### What you should do
Write out every entry, unchanged. Skip any picture.

## begin Record set

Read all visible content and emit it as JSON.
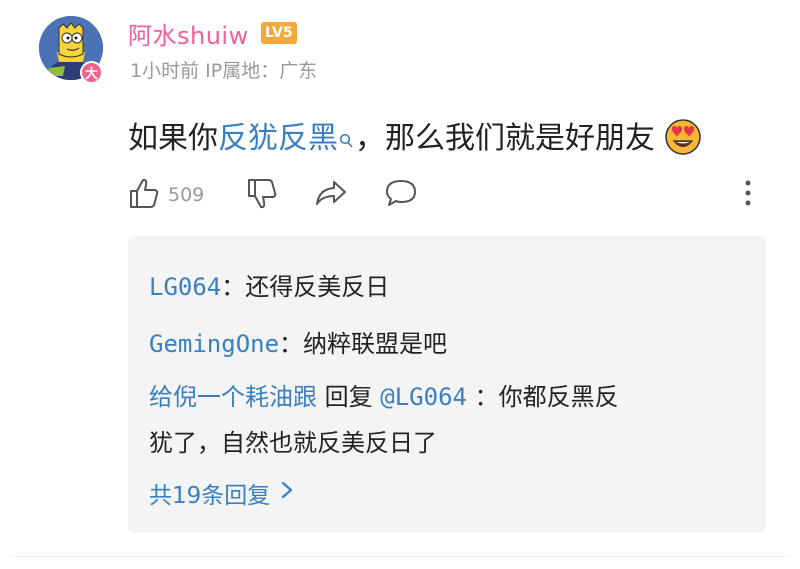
{
  "user": {
    "name": "阿水shuiw",
    "level": "LV5",
    "avatar_badge": "大",
    "meta": "1小时前 IP属地：广东"
  },
  "comment": {
    "text_before": "如果你",
    "link_text": "反犹反黑",
    "text_after": "，那么我们就是好朋友",
    "emoji": "heart-eyes-emoji"
  },
  "actions": {
    "like_count": "509",
    "icons": [
      "thumb-up-icon",
      "thumb-down-icon",
      "share-icon",
      "comment-icon",
      "more-icon"
    ]
  },
  "replies": [
    {
      "name": "LG064",
      "sep": "：",
      "text": "还得反美反日"
    },
    {
      "name": "GemingOne",
      "sep": "：",
      "text": "纳粹联盟是吧"
    },
    {
      "name": "给倪一个耗油跟",
      "action": "回复",
      "mention": "@LG064",
      "text_line1": "：你都反黑反",
      "text_line2": "犹了，自然也就反美反日了"
    }
  ],
  "more_replies": "共19条回复",
  "colors": {
    "accent_pink": "#f0609a",
    "link_blue": "#3a7fc0",
    "level_orange": "#f2a93b",
    "meta_gray": "#999999"
  }
}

## end Record set

### Exercise answer
Read all visible content and emit it as JSON.
{
  "user": {
    "name": "阿水shuiw",
    "level": "LV5",
    "avatar_badge": "大",
    "meta": "1小时前 IP属地：广东"
  },
  "comment": {
    "text_before": "如果你",
    "link_text": "反犹反黑",
    "text_after": "，那么我们就是好朋友",
    "emoji": "heart-eyes-emoji"
  },
  "actions": {
    "like_count": "509",
    "icons": [
      "thumb-up-icon",
      "thumb-down-icon",
      "share-icon",
      "comment-icon",
      "more-icon"
    ]
  },
  "replies": [
    {
      "name": "LG064",
      "sep": "：",
      "text": "还得反美反日"
    },
    {
      "name": "GemingOne",
      "sep": "：",
      "text": "纳粹联盟是吧"
    },
    {
      "name": "给倪一个耗油跟",
      "action": "回复",
      "mention": "@LG064",
      "text_line1": "：你都反黑反",
      "text_line2": "犹了，自然也就反美反日了"
    }
  ],
  "more_replies": "共19条回复",
  "colors": {
    "accent_pink": "#f0609a",
    "link_blue": "#3a7fc0",
    "level_orange": "#f2a93b",
    "meta_gray": "#999999"
  }
}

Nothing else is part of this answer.